►

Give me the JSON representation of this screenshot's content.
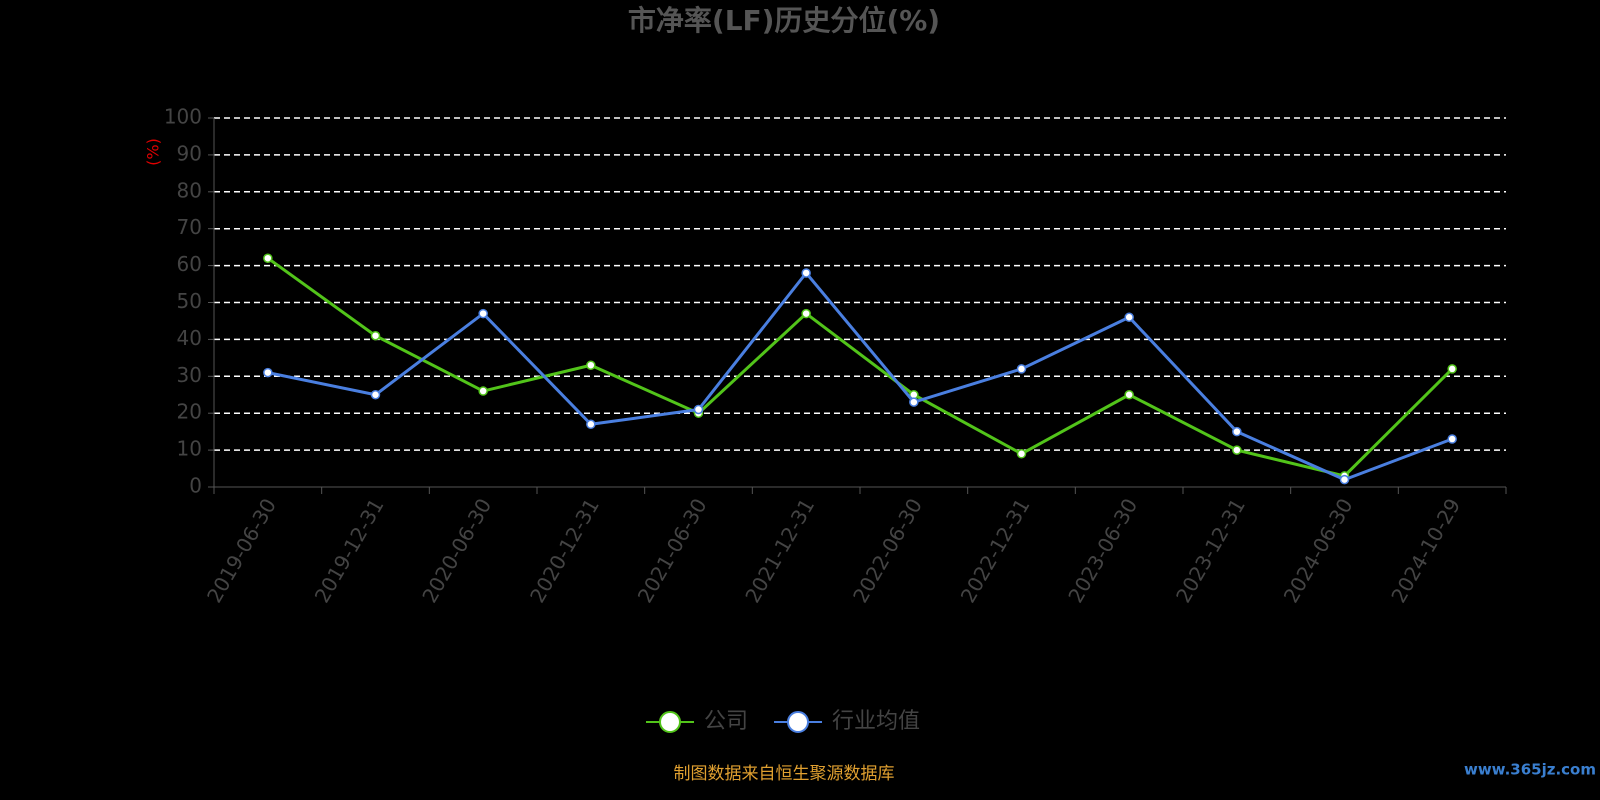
{
  "chart_data": {
    "type": "line",
    "title": "市净率(LF)历史分位(%)",
    "y_axis_label": "(%)",
    "categories": [
      "2019-06-30",
      "2019-12-31",
      "2020-06-30",
      "2020-12-31",
      "2021-06-30",
      "2021-12-31",
      "2022-06-30",
      "2022-12-31",
      "2023-06-30",
      "2023-12-31",
      "2024-06-30",
      "2024-10-29"
    ],
    "series": [
      {
        "name": "公司",
        "color": "#52c41a",
        "values": [
          62,
          41,
          26,
          33,
          20,
          47,
          25,
          9,
          25,
          10,
          3,
          32
        ]
      },
      {
        "name": "行业均值",
        "color": "#4a7fe0",
        "values": [
          31,
          25,
          47,
          17,
          21,
          58,
          23,
          32,
          46,
          15,
          2,
          13
        ]
      }
    ],
    "ylim": [
      0,
      100
    ],
    "yticks": [
      0,
      10,
      20,
      30,
      40,
      50,
      60,
      70,
      80,
      90,
      100
    ],
    "grid": true,
    "legend": "bottom",
    "source": "制图数据来自恒生聚源数据库",
    "watermark": "www.365jz.com"
  }
}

◄

Set exercise: Your task is to retype all the entries exactly and leave out any pictures.

Solution to this problem:
Give me the JSON representation of this screenshot's content.
{
  "chart_data": {
    "type": "line",
    "title": "市净率(LF)历史分位(%)",
    "y_axis_label": "(%)",
    "categories": [
      "2019-06-30",
      "2019-12-31",
      "2020-06-30",
      "2020-12-31",
      "2021-06-30",
      "2021-12-31",
      "2022-06-30",
      "2022-12-31",
      "2023-06-30",
      "2023-12-31",
      "2024-06-30",
      "2024-10-29"
    ],
    "series": [
      {
        "name": "公司",
        "color": "#52c41a",
        "values": [
          62,
          41,
          26,
          33,
          20,
          47,
          25,
          9,
          25,
          10,
          3,
          32
        ]
      },
      {
        "name": "行业均值",
        "color": "#4a7fe0",
        "values": [
          31,
          25,
          47,
          17,
          21,
          58,
          23,
          32,
          46,
          15,
          2,
          13
        ]
      }
    ],
    "ylim": [
      0,
      100
    ],
    "yticks": [
      0,
      10,
      20,
      30,
      40,
      50,
      60,
      70,
      80,
      90,
      100
    ],
    "grid": true,
    "legend": "bottom",
    "source": "制图数据来自恒生聚源数据库",
    "watermark": "www.365jz.com"
  }
}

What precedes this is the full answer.